In this blog we will discuss about how we can analyze the PSSDIAG logs without using SQLnexus tool. In this post I will talk in reference to my blog on troubleshooting high CPU issues. Please make sure you open it while reading this blog because I have followed the same steps to analyze the PSSDIAG.
After installing and configuring the PSSDIAG as mentioned in my blog post, here are the next steps we have to follow.
After configuring the PSSDIAG , you will get a cab named pssd.cab in the chosen location:
Please make sure the cab is saved in some folder because we will have to extract files and it will become easier to manage .
Here is how it will look when the files are extracted:
Before running the PSSDIAG data collection , we have to make sure that the issue is happening or going to happen and we will have to capture the logs for at least 5-10 minutes “whilst” the issue is happening. It will help us to get enough data for analysis.
To start the PSSDIAG we have to double click the PSSDIAG.cmd and it will look like :
Once you see the below text in the command prompt , that means now the PSSDIAG collection process has started.
Below is the scenario of high CPU for which I had collected the PSSDIAG logs.
Now lets look at the collected logs in the folder named “output” which will be created in the same location from where pssdiag.cmd was run.
The output folder will look like:
There will be lots of files in the output and I will discuss about the major files which will help us to find out the cause of high CPU. I will follow my blog on troubleshooting high CPU issues step by step to troubleshoot.
···
Challenge A - How long does the PSSDIAG blog post say to capture logs while the issue is happening?
Challenge B - Write the next part of the PSSDIAG blog post, starting right after its final sentence.
···
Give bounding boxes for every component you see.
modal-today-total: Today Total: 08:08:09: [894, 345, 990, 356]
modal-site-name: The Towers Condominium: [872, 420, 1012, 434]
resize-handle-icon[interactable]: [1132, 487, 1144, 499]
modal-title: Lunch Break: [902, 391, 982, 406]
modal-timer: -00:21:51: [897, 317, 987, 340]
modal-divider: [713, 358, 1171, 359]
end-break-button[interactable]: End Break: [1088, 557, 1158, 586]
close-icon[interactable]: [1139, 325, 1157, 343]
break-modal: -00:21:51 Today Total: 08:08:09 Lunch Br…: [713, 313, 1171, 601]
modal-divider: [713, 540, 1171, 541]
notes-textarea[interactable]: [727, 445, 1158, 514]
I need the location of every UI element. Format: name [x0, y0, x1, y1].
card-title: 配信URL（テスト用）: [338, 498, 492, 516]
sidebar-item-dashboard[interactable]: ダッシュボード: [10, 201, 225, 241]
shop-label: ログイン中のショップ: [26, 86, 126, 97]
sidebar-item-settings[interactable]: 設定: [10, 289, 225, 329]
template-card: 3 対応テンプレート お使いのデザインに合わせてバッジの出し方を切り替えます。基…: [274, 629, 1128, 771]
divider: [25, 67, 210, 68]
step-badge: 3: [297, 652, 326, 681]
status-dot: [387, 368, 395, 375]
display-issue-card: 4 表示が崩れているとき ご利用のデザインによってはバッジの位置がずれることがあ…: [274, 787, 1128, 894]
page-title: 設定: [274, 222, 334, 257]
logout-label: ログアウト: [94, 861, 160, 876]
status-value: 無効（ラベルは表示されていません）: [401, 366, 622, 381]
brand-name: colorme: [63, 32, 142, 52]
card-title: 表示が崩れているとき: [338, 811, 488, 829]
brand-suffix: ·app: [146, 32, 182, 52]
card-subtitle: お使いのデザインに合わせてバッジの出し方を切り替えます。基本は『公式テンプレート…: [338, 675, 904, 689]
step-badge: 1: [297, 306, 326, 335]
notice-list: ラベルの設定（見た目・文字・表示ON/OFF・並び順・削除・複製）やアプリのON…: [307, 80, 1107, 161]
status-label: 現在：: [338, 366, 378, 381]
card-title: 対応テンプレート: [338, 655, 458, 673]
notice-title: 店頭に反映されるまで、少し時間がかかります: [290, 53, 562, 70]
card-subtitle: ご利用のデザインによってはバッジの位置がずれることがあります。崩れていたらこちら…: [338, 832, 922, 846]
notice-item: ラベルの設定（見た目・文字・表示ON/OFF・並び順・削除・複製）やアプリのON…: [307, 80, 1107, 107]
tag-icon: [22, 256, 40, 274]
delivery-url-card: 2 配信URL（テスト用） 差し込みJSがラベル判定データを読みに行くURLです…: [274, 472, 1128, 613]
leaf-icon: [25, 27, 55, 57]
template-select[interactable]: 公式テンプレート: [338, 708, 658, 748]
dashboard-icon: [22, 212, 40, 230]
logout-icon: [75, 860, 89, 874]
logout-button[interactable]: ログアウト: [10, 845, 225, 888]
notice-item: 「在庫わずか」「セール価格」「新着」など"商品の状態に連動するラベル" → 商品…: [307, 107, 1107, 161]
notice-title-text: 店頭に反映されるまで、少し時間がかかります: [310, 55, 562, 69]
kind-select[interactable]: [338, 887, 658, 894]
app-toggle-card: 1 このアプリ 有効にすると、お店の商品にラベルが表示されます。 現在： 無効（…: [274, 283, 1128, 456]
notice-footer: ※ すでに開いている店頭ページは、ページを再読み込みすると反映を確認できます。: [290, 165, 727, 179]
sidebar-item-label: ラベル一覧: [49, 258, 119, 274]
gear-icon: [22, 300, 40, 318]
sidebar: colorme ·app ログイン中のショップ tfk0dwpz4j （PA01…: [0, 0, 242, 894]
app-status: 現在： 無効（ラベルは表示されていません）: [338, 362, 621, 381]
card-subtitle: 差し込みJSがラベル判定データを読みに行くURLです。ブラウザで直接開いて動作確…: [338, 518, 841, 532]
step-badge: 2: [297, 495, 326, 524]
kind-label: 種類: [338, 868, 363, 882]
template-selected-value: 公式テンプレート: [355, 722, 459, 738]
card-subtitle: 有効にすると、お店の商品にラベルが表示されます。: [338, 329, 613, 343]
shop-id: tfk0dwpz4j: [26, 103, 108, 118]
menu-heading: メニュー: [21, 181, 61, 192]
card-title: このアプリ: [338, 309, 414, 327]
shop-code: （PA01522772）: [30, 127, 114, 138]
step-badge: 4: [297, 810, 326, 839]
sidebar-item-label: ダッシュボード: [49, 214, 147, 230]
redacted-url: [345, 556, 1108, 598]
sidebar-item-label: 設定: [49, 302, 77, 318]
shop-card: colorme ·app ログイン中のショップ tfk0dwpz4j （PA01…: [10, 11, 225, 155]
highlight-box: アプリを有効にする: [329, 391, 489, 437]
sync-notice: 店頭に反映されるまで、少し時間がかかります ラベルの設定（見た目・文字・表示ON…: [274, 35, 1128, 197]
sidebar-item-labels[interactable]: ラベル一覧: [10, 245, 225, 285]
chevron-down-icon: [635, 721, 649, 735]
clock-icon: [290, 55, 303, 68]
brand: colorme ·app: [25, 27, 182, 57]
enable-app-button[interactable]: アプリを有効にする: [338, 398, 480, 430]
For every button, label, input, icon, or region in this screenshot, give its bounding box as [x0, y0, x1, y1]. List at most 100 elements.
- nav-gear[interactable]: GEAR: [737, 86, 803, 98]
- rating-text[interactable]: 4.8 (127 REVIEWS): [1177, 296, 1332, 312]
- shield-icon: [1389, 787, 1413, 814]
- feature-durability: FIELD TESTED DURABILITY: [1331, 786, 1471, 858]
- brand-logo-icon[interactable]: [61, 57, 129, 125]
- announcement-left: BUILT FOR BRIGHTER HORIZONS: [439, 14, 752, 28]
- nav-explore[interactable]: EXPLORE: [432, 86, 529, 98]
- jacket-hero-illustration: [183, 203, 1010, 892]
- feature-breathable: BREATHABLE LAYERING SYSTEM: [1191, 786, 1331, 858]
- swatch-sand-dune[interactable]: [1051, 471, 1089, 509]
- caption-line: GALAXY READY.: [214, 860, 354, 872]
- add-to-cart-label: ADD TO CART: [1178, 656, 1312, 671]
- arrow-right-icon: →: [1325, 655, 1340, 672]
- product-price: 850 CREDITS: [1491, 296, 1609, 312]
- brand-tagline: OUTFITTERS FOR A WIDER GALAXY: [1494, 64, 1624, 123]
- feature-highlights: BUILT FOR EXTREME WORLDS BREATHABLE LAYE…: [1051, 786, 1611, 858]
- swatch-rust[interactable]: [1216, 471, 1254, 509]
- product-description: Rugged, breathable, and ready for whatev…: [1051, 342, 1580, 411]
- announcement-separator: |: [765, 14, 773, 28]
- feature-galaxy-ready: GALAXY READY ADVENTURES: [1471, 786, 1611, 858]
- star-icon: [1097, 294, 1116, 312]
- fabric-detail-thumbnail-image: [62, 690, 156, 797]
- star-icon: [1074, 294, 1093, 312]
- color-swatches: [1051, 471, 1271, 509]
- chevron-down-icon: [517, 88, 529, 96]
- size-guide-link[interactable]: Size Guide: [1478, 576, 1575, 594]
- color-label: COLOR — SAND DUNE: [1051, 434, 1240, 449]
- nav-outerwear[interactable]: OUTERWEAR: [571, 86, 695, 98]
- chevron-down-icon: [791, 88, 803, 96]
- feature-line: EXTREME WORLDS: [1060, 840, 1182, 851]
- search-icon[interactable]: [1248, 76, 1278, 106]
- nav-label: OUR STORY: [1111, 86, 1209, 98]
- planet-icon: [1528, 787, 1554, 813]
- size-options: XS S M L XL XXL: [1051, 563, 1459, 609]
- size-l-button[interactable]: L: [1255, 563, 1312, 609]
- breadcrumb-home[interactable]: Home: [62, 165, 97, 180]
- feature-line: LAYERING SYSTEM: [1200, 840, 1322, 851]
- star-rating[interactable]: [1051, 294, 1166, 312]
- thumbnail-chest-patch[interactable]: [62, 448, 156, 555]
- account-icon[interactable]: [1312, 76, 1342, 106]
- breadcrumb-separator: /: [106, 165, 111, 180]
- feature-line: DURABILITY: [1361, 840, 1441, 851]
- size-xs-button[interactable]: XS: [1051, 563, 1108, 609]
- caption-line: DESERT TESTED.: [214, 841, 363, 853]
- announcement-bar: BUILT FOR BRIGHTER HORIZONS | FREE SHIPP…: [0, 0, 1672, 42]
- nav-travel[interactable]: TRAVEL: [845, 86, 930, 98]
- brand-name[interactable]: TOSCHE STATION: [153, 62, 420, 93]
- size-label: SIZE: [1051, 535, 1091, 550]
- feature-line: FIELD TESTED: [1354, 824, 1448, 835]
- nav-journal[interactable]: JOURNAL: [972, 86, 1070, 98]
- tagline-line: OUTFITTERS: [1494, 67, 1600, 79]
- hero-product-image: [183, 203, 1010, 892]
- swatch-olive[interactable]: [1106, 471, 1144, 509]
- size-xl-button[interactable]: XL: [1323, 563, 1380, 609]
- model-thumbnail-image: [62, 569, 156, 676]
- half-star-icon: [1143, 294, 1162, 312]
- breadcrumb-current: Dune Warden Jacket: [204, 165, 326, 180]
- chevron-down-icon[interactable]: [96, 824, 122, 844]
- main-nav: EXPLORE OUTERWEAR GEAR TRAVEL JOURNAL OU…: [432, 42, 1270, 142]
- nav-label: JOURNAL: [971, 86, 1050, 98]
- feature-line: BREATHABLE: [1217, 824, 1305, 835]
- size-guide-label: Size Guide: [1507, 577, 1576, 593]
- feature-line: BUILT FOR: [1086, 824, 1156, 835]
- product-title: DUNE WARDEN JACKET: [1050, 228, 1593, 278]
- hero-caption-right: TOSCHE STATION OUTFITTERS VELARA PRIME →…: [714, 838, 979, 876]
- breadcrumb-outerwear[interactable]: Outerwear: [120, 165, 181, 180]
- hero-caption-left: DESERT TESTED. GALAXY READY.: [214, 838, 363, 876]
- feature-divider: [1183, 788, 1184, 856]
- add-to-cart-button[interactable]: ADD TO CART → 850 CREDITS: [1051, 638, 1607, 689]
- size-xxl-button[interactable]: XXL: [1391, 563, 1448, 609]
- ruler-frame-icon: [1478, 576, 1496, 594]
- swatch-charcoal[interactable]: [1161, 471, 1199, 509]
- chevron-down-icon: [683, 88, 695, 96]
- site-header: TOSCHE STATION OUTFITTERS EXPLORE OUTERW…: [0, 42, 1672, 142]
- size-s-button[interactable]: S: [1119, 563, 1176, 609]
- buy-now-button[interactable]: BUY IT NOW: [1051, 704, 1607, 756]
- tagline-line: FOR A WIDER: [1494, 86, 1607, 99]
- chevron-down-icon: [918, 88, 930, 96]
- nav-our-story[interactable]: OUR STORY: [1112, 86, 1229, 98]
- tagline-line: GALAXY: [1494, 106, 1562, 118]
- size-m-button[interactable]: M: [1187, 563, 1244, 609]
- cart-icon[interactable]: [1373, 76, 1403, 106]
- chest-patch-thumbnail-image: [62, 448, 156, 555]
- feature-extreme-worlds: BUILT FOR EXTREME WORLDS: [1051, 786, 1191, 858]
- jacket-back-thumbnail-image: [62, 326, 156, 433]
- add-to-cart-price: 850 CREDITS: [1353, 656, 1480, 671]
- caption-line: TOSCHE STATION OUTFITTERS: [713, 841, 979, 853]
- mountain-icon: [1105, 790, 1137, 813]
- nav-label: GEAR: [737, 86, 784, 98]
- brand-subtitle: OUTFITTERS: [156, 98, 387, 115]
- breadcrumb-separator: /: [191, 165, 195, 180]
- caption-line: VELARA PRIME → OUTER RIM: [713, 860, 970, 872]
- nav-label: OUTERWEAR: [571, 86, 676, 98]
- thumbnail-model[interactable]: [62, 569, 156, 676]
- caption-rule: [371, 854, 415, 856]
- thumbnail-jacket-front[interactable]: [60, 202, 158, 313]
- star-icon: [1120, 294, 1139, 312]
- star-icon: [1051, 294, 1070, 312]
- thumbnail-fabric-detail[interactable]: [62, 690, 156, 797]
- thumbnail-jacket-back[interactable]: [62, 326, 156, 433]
···
Written answer A - At least 5-10 minutes.

Written answer B -
Step 1: – When you see high CPU utilization on the server check in task manager, which process is consuming high CPU. If it’s SQL server then open Perfmon and add the counter for Processor: % Privileged time, % Processor time and %user time
If you see the %privileged time to be high like hovering around 40% and above then it could be some driver issue. To troubleshoot these kinds of issues you could try:
Using Xperf: – http://blogs.msdn.com/b/ntdebugging/archive/2010/03/22/using-xperf-to-root-cause-cpu-consumption.aspx — Video; http://msdn.microsoft.com/en-us/performance/cc709422
If it’s user time which is high then find the process which is consuming high CPU.
In this case which apparently is , now we have to check the process consuming high CPU:
In this case SQL is consuming around 60% of the CPU and rest is consumed by the remaining processes. As SQL is major contributor to the high CPU at the system and is consistently consuming the same amount.
Another way to find out how much CPU SQL server is consuming – Open the file(from the output folder) , name ending with SQL_2005_Perf_Stats_Startup.OUT.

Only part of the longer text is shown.